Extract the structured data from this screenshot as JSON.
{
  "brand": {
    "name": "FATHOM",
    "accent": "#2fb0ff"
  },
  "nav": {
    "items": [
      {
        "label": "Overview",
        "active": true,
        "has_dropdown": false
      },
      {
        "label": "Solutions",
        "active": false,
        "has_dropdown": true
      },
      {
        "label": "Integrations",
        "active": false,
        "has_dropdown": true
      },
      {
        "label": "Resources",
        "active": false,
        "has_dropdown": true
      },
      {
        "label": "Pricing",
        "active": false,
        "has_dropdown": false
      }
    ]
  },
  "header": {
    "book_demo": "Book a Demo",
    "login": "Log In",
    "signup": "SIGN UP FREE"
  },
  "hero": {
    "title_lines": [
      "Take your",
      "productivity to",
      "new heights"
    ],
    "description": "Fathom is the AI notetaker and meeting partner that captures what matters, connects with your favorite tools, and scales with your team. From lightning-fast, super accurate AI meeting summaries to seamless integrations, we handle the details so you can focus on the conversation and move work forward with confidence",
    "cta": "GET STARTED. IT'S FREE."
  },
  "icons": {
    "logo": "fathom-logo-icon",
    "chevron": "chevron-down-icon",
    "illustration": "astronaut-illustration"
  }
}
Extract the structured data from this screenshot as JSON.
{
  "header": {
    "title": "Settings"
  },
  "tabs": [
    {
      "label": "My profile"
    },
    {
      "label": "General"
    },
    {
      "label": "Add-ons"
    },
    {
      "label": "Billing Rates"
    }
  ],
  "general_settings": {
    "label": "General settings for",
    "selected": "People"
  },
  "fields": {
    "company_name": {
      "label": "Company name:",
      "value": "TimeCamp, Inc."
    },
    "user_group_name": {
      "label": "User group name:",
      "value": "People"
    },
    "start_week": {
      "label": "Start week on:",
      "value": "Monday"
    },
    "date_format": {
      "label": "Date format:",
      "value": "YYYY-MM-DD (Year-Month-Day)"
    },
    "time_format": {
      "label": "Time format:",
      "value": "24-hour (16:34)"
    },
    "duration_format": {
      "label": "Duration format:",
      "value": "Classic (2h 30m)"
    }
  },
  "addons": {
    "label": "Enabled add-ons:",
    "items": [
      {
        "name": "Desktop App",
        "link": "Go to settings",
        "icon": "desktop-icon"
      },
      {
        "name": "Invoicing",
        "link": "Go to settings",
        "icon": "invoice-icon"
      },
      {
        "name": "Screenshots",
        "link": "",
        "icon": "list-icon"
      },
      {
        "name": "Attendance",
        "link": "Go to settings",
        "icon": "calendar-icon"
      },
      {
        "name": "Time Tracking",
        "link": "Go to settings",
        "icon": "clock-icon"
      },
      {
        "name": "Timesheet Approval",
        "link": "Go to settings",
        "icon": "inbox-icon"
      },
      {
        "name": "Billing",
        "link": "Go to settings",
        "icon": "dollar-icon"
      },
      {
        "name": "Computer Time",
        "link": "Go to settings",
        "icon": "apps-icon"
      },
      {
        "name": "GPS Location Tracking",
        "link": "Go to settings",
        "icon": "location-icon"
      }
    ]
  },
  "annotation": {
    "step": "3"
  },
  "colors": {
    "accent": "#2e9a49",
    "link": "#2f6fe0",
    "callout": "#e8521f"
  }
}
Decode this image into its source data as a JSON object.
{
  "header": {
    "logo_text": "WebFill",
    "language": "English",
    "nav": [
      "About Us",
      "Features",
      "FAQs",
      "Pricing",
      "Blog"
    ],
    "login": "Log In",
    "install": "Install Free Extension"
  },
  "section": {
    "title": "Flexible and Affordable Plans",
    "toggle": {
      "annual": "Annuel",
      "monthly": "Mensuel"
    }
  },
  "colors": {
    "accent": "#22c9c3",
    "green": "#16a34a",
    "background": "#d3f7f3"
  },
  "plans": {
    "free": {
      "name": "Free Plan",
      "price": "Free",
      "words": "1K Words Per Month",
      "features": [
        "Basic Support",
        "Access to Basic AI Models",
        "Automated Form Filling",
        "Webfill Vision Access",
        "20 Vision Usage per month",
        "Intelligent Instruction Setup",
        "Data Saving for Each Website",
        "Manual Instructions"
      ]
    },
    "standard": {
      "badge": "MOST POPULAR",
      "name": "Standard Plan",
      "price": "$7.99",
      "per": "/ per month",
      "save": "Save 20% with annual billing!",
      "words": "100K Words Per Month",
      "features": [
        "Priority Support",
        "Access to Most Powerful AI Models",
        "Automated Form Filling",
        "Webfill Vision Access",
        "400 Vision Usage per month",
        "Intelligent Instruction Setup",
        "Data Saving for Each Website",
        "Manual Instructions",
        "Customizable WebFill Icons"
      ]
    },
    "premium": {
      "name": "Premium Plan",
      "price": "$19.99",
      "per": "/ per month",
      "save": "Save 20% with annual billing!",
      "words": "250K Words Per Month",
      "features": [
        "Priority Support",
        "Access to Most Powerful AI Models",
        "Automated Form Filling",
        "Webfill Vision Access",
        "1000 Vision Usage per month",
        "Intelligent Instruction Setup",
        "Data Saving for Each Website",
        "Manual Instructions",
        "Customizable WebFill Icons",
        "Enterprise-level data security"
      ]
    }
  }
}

## WHAT TO PRODUCE
Every record shown above should be written out again exactly.

## RESPONSE TO THIS EXERCISE
Extract the structured data from this screenshot as JSON.
{
  "brand": {
    "name": "FATHOM",
    "accent": "#2fb0ff"
  },
  "nav": {
    "items": [
      {
        "label": "Overview",
        "active": true,
        "has_dropdown": false
      },
      {
        "label": "Solutions",
        "active": false,
        "has_dropdown": true
      },
      {
        "label": "Integrations",
        "active": false,
        "has_dropdown": true
      },
      {
        "label": "Resources",
        "active": false,
        "has_dropdown": true
      },
      {
        "label": "Pricing",
        "active": false,
        "has_dropdown": false
      }
    ]
  },
  "header": {
    "book_demo": "Book a Demo",
    "login": "Log In",
    "signup": "SIGN UP FREE"
  },
  "hero": {
    "title_lines": [
      "Take your",
      "productivity to",
      "new heights"
    ],
    "description": "Fathom is the AI notetaker and meeting partner that captures what matters, connects with your favorite tools, and scales with your team. From lightning-fast, super accurate AI meeting summaries to seamless integrations, we handle the details so you can focus on the conversation and move work forward with confidence",
    "cta": "GET STARTED. IT'S FREE."
  },
  "icons": {
    "logo": "fathom-logo-icon",
    "chevron": "chevron-down-icon",
    "illustration": "astronaut-illustration"
  }
}
Extract the structured data from this screenshot as JSON.
{
  "header": {
    "title": "Settings"
  },
  "tabs": [
    {
      "label": "My profile"
    },
    {
      "label": "General"
    },
    {
      "label": "Add-ons"
    },
    {
      "label": "Billing Rates"
    }
  ],
  "general_settings": {
    "label": "General settings for",
    "selected": "People"
  },
  "fields": {
    "company_name": {
      "label": "Company name:",
      "value": "TimeCamp, Inc."
    },
    "user_group_name": {
      "label": "User group name:",
      "value": "People"
    },
    "start_week": {
      "label": "Start week on:",
      "value": "Monday"
    },
    "date_format": {
      "label": "Date format:",
      "value": "YYYY-MM-DD (Year-Month-Day)"
    },
    "time_format": {
      "label": "Time format:",
      "value": "24-hour (16:34)"
    },
    "duration_format": {
      "label": "Duration format:",
      "value": "Classic (2h 30m)"
    }
  },
  "addons": {
    "label": "Enabled add-ons:",
    "items": [
      {
        "name": "Desktop App",
        "link": "Go to settings",
        "icon": "desktop-icon"
      },
      {
        "name": "Invoicing",
        "link": "Go to settings",
        "icon": "invoice-icon"
      },
      {
        "name": "Screenshots",
        "link": "",
        "icon": "list-icon"
      },
      {
        "name": "Attendance",
        "link": "Go to settings",
        "icon": "calendar-icon"
      },
      {
        "name": "Time Tracking",
        "link": "Go to settings",
        "icon": "clock-icon"
      },
      {
        "name": "Timesheet Approval",
        "link": "Go to settings",
        "icon": "inbox-icon"
      },
      {
        "name": "Billing",
        "link": "Go to settings",
        "icon": "dollar-icon"
      },
      {
        "name": "Computer Time",
        "link": "Go to settings",
        "icon": "apps-icon"
      },
      {
        "name": "GPS Location Tracking",
        "link": "Go to settings",
        "icon": "location-icon"
      }
    ]
  },
  "annotation": {
    "step": "3"
  },
  "colors": {
    "accent": "#2e9a49",
    "link": "#2f6fe0",
    "callout": "#e8521f"
  }
}
Decode this image into its source data as a JSON object.
{
  "header": {
    "logo_text": "WebFill",
    "language": "English",
    "nav": [
      "About Us",
      "Features",
      "FAQs",
      "Pricing",
      "Blog"
    ],
    "login": "Log In",
    "install": "Install Free Extension"
  },
  "section": {
    "title": "Flexible and Affordable Plans",
    "toggle": {
      "annual": "Annuel",
      "monthly": "Mensuel"
    }
  },
  "colors": {
    "accent": "#22c9c3",
    "green": "#16a34a",
    "background": "#d3f7f3"
  },
  "plans": {
    "free": {
      "name": "Free Plan",
      "price": "Free",
      "words": "1K Words Per Month",
      "features": [
        "Basic Support",
        "Access to Basic AI Models",
        "Automated Form Filling",
        "Webfill Vision Access",
        "20 Vision Usage per month",
        "Intelligent Instruction Setup",
        "Data Saving for Each Website",
        "Manual Instructions"
      ]
    },
    "standard": {
      "badge": "MOST POPULAR",
      "name": "Standard Plan",
      "price": "$7.99",
      "per": "/ per month",
      "save": "Save 20% with annual billing!",
      "words": "100K Words Per Month",
      "features": [
        "Priority Support",
        "Access to Most Powerful AI Models",
        "Automated Form Filling",
        "Webfill Vision Access",
        "400 Vision Usage per month",
        "Intelligent Instruction Setup",
        "Data Saving for Each Website",
        "Manual Instructions",
        "Customizable WebFill Icons"
      ]
    },
    "premium": {
      "name": "Premium Plan",
      "price": "$19.99",
      "per": "/ per month",
      "save": "Save 20% with annual billing!",
      "words": "250K Words Per Month",
      "features": [
        "Priority Support",
        "Access to Most Powerful AI Models",
        "Automated Form Filling",
        "Webfill Vision Access",
        "1000 Vision Usage per month",
        "Intelligent Instruction Setup",
        "Data Saving for Each Website",
        "Manual Instructions",
        "Customizable WebFill Icons",
        "Enterprise-level data security"
      ]
    }
  }
}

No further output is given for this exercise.